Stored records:
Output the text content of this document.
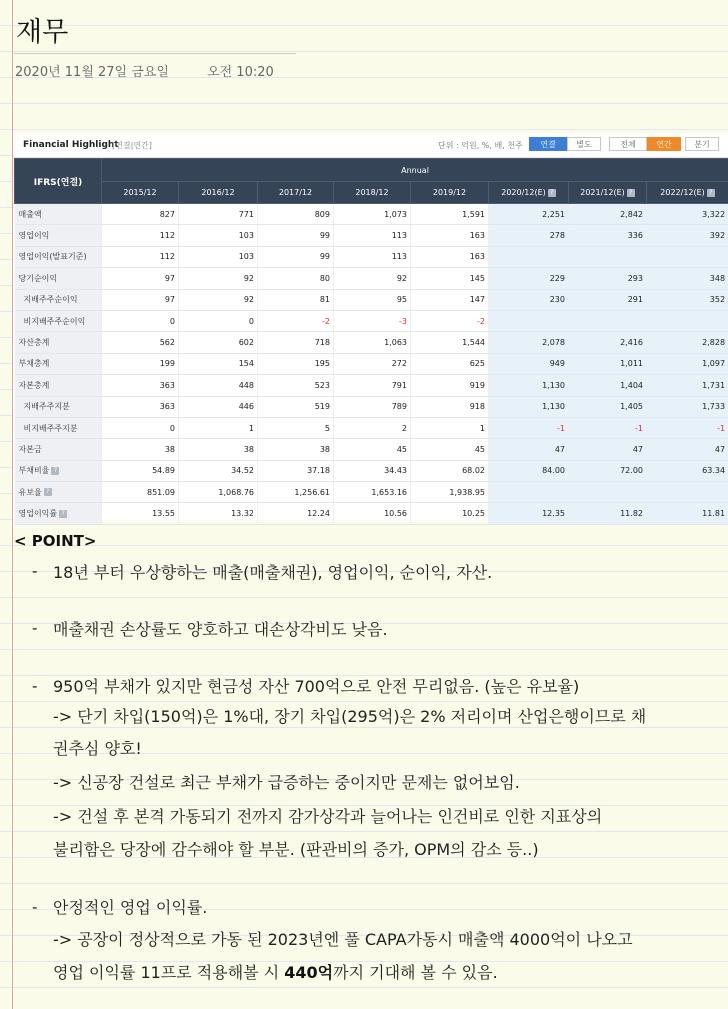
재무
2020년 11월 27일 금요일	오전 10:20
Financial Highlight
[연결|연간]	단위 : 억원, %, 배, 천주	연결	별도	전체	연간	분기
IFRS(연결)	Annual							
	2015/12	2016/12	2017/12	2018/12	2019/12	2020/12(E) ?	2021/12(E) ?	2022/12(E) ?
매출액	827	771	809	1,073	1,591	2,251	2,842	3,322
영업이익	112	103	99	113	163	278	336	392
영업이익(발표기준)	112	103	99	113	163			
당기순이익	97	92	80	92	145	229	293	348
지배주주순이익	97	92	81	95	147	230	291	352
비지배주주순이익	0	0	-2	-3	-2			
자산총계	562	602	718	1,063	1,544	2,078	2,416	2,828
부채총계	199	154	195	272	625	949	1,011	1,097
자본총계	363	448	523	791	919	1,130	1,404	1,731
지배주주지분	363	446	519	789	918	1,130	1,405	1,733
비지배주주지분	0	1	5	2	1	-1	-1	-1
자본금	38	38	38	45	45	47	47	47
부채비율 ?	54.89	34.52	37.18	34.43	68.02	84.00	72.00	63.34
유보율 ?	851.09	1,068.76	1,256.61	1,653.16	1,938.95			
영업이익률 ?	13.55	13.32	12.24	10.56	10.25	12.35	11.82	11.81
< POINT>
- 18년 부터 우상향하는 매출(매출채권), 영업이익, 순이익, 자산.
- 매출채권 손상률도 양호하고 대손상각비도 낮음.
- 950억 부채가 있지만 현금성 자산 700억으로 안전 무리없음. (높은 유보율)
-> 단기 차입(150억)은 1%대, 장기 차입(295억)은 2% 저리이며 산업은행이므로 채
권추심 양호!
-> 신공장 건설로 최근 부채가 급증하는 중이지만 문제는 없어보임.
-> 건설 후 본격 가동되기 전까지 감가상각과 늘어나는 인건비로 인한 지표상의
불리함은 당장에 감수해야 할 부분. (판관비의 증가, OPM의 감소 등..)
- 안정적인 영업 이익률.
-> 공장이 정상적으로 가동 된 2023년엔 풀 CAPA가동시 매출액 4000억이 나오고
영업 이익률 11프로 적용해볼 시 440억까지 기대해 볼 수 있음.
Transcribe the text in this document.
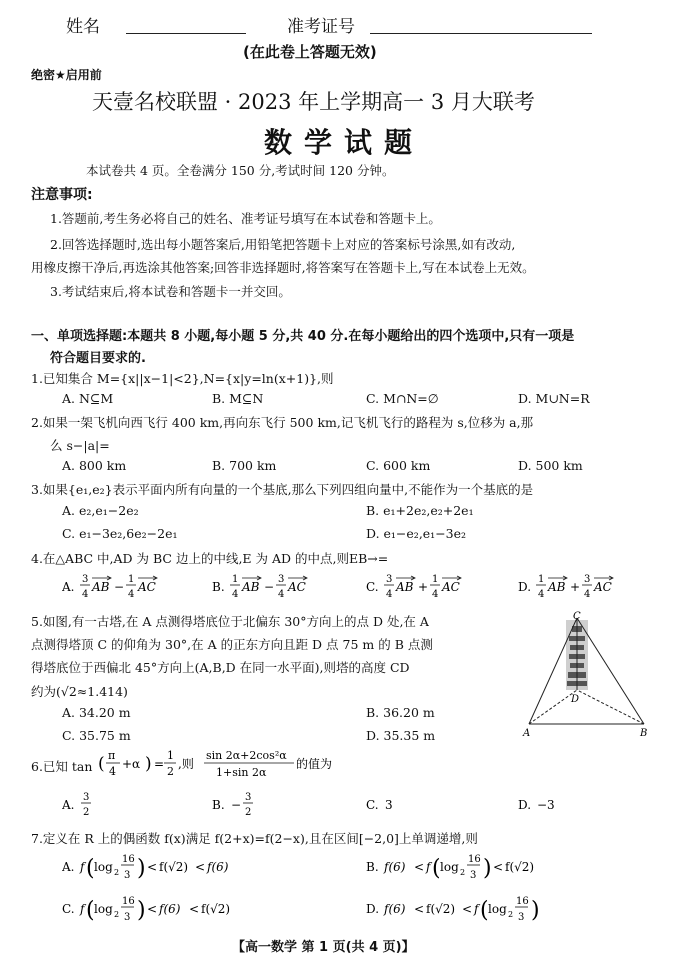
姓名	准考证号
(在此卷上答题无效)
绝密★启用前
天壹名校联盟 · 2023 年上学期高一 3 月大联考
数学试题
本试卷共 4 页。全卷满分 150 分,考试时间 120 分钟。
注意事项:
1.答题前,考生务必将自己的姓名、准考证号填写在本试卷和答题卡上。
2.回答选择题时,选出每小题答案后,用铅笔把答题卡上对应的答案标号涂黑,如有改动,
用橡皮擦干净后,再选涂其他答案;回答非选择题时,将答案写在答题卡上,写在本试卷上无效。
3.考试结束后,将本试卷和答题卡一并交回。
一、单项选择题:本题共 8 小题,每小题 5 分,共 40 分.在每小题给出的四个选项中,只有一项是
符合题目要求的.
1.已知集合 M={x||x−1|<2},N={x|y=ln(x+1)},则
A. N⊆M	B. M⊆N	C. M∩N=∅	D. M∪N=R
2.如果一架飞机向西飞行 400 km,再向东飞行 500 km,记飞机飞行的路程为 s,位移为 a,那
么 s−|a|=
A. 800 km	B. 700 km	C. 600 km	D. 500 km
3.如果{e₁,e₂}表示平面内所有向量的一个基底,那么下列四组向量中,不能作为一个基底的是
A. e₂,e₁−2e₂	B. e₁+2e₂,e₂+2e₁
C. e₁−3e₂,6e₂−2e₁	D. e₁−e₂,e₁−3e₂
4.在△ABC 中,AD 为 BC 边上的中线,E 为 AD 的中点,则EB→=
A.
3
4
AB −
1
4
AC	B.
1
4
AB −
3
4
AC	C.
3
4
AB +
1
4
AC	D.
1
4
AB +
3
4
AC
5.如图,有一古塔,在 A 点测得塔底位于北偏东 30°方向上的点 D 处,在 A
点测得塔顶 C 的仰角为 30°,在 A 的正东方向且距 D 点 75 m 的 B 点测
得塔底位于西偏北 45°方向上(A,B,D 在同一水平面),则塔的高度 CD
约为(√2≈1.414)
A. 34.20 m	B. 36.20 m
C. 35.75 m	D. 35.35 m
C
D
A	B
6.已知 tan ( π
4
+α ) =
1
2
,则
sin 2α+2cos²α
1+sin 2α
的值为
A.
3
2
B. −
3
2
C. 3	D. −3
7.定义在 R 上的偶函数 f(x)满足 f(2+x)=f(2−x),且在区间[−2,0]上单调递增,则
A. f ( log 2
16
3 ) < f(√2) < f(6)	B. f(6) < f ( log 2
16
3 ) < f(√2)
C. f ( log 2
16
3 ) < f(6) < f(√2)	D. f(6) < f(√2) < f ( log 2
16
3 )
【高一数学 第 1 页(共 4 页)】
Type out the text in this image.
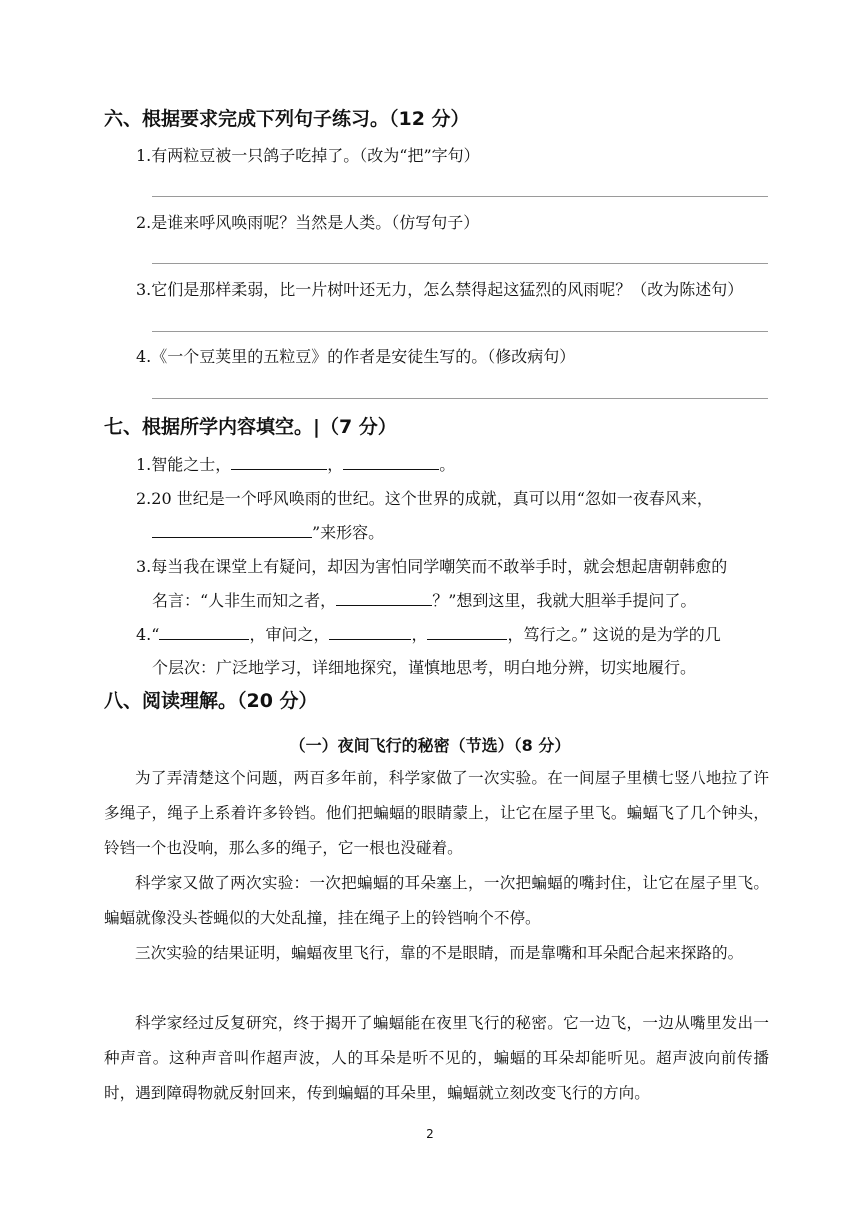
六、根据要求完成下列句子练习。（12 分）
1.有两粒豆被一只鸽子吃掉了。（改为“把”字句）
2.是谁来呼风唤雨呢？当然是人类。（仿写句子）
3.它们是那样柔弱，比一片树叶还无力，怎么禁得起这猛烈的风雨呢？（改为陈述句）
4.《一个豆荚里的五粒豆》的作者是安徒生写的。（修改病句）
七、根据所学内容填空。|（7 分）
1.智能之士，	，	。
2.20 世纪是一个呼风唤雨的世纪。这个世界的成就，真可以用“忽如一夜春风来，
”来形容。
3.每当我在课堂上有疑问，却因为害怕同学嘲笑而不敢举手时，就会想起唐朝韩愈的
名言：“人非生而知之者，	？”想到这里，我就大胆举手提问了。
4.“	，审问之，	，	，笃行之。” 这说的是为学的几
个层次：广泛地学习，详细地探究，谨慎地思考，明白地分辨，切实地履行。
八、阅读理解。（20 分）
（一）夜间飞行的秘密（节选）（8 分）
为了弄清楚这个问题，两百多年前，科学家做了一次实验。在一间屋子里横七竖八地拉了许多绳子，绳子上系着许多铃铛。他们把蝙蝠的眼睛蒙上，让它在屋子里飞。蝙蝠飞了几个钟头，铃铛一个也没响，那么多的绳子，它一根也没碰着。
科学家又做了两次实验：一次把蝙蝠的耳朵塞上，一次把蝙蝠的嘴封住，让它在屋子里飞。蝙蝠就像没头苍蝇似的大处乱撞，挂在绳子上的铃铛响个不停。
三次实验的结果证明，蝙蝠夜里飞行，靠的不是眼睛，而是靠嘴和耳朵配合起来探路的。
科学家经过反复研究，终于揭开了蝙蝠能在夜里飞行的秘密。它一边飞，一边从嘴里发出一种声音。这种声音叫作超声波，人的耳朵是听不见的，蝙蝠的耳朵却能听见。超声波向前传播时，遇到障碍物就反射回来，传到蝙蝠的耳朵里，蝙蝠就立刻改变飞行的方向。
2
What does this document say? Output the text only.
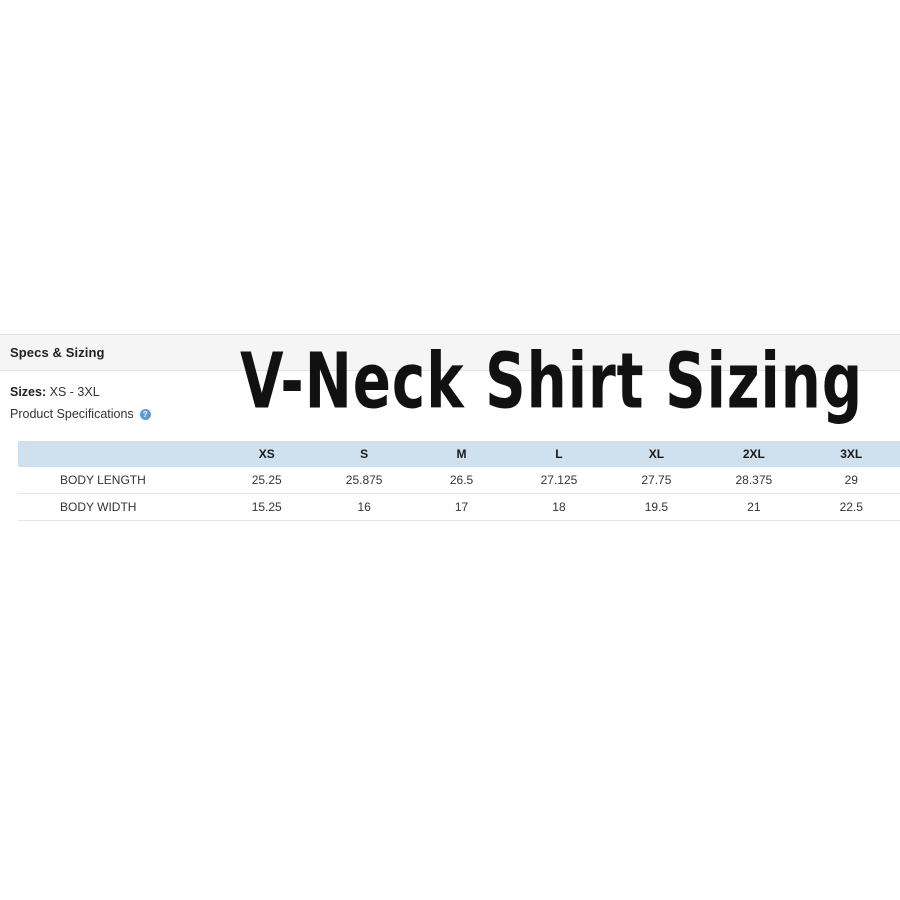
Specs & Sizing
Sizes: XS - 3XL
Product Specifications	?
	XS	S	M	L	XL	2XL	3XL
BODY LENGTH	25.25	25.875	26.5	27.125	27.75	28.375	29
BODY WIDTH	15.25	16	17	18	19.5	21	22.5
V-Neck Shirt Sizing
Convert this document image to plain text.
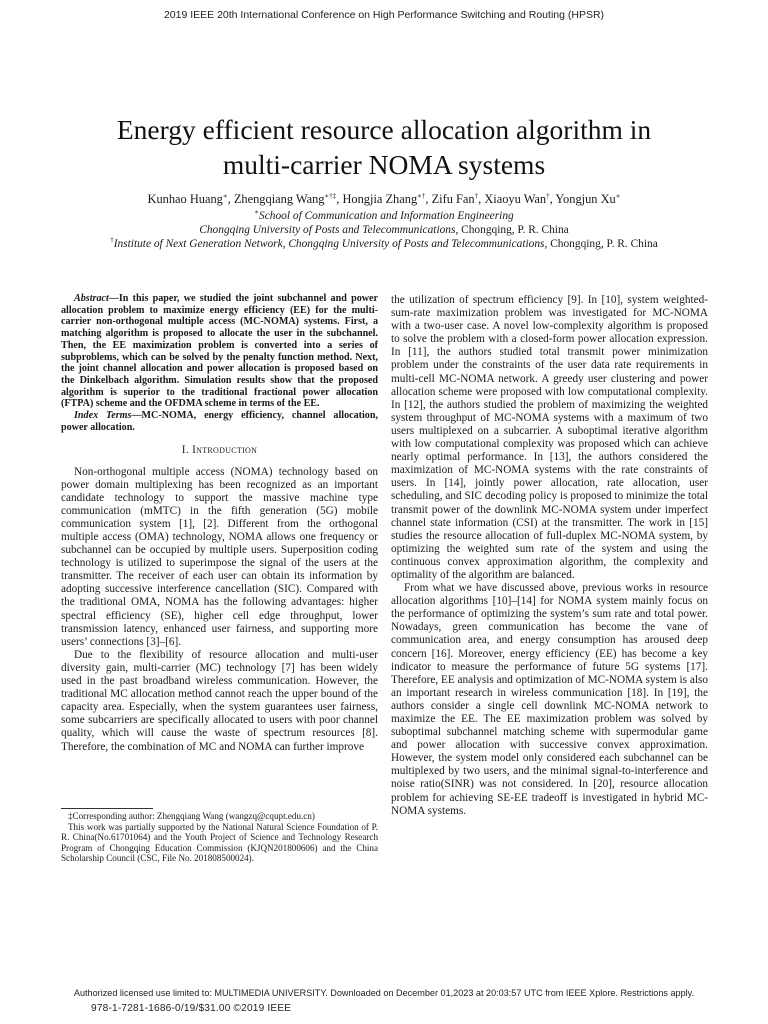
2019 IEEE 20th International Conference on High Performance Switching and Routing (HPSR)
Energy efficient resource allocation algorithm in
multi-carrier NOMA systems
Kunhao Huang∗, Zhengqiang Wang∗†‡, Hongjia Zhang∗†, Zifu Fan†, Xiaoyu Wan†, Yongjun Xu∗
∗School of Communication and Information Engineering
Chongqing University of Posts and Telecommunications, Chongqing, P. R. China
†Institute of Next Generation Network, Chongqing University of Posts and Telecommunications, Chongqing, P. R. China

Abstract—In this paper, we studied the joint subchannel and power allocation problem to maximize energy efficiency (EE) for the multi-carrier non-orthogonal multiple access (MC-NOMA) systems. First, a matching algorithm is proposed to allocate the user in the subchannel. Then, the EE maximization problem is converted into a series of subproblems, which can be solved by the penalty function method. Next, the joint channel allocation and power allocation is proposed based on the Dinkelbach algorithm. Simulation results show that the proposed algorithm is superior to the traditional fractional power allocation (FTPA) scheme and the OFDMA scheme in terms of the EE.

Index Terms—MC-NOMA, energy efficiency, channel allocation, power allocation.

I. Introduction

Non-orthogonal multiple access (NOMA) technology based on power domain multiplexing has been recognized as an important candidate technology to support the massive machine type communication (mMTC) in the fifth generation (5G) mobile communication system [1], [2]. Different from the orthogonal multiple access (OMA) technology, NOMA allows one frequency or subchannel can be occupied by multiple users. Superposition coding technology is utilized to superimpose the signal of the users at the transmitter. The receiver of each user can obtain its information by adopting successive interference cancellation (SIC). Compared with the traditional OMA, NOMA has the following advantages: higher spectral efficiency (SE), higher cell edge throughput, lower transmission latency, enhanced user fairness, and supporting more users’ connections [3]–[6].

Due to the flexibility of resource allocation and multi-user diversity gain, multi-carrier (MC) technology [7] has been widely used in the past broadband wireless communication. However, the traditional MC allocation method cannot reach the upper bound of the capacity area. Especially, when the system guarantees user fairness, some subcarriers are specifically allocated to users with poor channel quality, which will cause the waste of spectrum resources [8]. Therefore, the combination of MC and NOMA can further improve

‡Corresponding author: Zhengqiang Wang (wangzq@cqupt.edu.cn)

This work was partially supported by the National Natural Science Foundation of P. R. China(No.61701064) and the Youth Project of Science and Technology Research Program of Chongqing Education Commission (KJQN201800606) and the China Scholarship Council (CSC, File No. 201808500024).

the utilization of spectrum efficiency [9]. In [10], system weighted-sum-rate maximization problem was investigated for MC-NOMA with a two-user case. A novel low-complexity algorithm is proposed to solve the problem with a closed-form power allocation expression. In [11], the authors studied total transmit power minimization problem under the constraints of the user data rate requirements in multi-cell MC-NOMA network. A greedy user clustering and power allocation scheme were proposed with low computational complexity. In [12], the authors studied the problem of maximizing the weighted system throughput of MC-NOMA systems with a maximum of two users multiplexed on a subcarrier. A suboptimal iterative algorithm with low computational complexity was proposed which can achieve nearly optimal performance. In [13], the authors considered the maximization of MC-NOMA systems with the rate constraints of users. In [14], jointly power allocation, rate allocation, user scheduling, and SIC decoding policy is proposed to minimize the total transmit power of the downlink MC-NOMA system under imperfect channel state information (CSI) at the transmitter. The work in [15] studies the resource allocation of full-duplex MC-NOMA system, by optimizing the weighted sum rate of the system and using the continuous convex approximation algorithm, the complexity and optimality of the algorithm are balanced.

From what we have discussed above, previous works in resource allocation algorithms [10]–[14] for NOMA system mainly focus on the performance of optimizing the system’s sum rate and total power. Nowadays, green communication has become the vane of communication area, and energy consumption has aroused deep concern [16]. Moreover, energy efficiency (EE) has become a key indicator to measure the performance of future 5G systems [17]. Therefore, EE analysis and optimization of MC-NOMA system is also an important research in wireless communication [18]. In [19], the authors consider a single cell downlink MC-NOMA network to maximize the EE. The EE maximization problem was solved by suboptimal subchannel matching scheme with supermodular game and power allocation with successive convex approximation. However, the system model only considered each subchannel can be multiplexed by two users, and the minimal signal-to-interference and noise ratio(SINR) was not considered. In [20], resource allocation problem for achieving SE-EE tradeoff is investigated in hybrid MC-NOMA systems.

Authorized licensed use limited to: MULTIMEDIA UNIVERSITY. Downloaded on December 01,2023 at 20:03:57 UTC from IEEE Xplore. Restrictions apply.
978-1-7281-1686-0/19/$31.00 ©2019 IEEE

▶ [Aim of the exercise] Show all lines from the listing above in which "document" appears.

▶ [Correct output]
Output the text content of this document.
Transcribe the text in this document.
What does this document say? Output the text only.
Convert this document image to plain text.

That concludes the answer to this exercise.